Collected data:
----------

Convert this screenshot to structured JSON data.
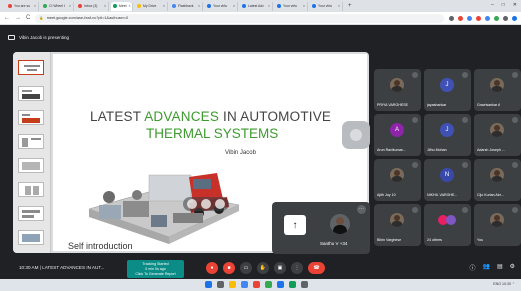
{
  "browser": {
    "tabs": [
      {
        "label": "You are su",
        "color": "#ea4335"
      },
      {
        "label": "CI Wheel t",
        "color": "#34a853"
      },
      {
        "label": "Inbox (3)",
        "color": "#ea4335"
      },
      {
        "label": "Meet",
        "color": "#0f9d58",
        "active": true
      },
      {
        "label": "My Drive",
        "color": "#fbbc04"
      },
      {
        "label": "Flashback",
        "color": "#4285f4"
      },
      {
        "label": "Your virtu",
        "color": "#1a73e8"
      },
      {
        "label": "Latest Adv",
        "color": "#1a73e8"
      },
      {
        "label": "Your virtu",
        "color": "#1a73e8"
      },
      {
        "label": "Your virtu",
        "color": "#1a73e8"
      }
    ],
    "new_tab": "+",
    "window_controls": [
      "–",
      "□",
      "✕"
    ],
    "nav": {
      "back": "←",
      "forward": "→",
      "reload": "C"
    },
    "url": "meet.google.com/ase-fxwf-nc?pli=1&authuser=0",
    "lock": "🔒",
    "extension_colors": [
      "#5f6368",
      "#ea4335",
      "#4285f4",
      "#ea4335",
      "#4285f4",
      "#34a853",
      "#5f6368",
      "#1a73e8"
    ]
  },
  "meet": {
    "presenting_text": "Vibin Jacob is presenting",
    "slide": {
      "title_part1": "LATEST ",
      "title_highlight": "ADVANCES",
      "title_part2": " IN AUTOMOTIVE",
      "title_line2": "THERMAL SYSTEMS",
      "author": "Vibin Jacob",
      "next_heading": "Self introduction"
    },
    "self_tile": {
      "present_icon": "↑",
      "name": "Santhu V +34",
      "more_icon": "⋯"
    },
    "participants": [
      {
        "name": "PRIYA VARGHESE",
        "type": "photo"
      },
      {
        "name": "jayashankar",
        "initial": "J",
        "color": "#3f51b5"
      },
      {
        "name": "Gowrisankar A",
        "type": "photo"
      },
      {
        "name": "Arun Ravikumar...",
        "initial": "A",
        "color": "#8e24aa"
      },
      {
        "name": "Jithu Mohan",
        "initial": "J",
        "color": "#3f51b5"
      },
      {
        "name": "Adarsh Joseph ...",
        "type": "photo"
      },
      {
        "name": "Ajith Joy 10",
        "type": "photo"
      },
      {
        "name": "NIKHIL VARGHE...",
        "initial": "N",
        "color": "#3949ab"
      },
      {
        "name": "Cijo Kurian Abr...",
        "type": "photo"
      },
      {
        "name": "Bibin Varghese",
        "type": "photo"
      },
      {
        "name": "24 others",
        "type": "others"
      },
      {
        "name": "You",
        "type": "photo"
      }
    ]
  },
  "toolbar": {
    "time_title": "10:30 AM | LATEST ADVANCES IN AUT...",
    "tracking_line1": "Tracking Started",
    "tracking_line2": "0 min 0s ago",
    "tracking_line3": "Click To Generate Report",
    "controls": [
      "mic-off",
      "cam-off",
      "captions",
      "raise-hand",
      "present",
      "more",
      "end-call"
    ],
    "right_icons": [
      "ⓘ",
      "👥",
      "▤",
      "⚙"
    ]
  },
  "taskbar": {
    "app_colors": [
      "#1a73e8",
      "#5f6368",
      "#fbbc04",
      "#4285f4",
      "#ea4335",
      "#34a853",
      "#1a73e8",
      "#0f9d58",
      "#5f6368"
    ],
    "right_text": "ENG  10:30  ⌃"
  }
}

----------

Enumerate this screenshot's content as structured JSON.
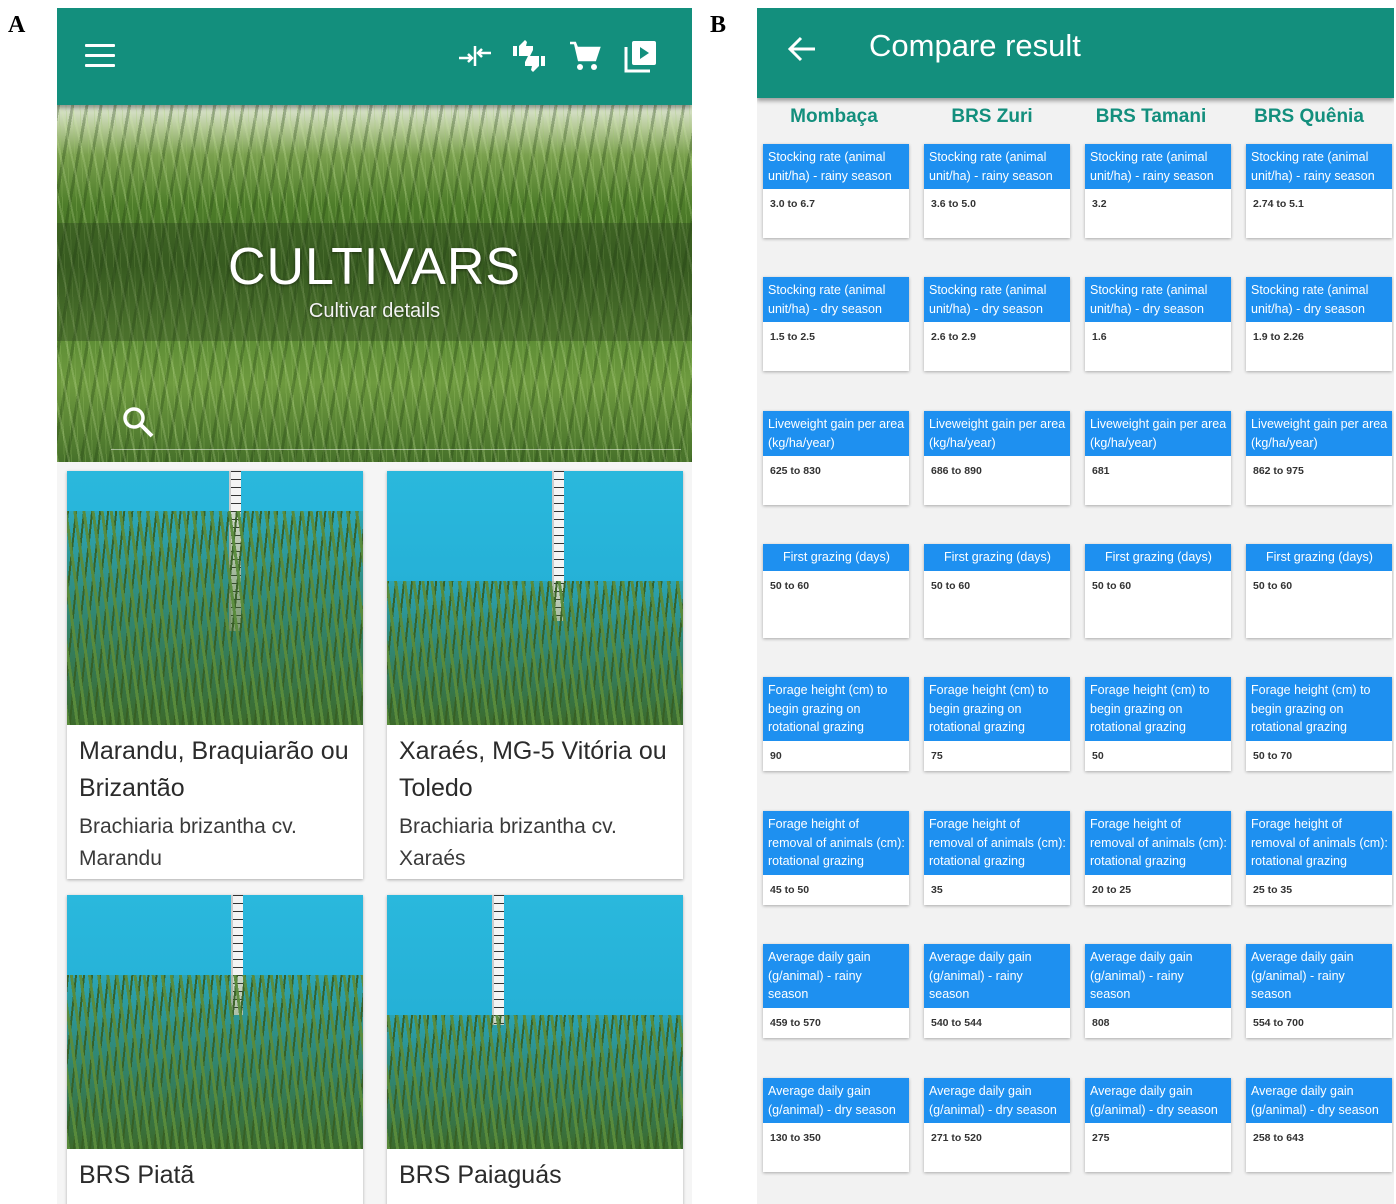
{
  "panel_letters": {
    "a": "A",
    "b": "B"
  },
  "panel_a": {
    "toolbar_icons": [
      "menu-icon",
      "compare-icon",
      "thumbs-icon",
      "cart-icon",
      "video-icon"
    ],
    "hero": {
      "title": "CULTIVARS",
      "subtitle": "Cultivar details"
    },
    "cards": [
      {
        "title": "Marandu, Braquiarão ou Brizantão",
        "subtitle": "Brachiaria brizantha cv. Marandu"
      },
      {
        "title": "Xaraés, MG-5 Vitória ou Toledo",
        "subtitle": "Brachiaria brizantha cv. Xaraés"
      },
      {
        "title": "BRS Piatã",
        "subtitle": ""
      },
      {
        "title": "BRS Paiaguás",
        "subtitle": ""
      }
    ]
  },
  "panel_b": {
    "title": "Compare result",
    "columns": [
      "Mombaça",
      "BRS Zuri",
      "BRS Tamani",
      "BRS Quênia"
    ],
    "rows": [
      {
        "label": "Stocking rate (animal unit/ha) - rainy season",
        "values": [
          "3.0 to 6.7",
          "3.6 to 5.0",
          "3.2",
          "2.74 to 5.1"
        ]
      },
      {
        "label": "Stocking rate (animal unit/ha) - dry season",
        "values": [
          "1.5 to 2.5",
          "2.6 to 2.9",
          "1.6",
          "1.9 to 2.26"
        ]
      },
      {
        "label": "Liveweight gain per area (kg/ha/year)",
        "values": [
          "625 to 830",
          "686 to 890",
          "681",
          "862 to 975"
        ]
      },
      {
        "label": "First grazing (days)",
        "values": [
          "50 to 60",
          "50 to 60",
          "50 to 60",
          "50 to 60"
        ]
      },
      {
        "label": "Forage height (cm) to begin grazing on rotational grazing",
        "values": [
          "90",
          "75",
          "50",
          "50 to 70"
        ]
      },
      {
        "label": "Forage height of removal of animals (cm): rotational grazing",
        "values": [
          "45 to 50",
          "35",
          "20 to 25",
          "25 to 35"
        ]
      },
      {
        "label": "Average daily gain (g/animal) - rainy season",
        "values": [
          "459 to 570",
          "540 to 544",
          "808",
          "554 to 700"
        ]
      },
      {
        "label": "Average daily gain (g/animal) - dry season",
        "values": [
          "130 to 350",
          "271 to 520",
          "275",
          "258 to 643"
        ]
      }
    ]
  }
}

----------

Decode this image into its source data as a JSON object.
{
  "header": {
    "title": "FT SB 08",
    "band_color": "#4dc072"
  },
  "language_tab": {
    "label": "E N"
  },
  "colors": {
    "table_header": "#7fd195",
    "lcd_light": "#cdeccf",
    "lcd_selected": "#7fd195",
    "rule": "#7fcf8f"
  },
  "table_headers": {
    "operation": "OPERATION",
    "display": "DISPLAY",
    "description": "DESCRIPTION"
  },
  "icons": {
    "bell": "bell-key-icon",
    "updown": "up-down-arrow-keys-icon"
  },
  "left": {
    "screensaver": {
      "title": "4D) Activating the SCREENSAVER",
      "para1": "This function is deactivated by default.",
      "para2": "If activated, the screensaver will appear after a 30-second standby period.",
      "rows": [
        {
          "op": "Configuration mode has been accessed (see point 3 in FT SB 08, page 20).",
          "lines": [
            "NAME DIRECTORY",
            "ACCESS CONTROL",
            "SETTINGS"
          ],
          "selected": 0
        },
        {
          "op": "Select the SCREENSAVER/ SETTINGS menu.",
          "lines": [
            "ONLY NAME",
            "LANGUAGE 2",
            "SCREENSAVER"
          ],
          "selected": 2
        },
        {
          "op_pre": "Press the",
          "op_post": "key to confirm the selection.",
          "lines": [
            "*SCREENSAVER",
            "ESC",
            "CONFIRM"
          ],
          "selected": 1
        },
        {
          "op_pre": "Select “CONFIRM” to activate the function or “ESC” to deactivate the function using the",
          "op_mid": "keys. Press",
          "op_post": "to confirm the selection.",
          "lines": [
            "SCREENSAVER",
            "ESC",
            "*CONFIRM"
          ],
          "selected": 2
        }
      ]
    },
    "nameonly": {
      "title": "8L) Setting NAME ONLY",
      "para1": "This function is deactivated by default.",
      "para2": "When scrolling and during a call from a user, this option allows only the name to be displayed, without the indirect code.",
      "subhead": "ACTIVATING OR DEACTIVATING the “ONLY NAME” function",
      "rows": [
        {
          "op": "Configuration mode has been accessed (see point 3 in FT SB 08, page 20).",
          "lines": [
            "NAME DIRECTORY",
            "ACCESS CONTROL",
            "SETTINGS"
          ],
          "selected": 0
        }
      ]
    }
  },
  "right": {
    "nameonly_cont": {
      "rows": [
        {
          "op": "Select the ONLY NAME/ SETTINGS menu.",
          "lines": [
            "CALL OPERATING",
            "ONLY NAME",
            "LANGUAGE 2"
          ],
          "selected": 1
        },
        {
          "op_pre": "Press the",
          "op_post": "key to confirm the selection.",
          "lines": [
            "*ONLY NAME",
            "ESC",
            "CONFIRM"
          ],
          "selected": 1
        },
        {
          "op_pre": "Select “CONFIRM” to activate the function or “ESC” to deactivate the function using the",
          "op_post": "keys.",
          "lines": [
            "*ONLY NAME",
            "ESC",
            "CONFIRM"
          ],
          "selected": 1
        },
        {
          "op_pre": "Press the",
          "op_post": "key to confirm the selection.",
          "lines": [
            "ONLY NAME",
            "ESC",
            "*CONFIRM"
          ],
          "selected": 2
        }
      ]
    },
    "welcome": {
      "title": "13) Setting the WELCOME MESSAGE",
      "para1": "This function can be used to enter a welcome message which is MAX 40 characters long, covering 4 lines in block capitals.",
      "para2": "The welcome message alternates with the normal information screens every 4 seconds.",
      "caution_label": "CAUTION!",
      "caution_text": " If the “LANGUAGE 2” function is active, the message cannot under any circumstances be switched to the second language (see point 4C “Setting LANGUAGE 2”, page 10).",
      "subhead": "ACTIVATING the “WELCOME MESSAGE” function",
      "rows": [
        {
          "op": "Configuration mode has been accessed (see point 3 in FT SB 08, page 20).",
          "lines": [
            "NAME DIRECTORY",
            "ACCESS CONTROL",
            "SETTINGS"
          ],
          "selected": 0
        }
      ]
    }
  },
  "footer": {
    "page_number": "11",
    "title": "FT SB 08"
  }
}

----------

Your goal -> Work out how many lines of the listing above include "Forage". Answer with the number and nothing more.

Solution to this exercise -> 2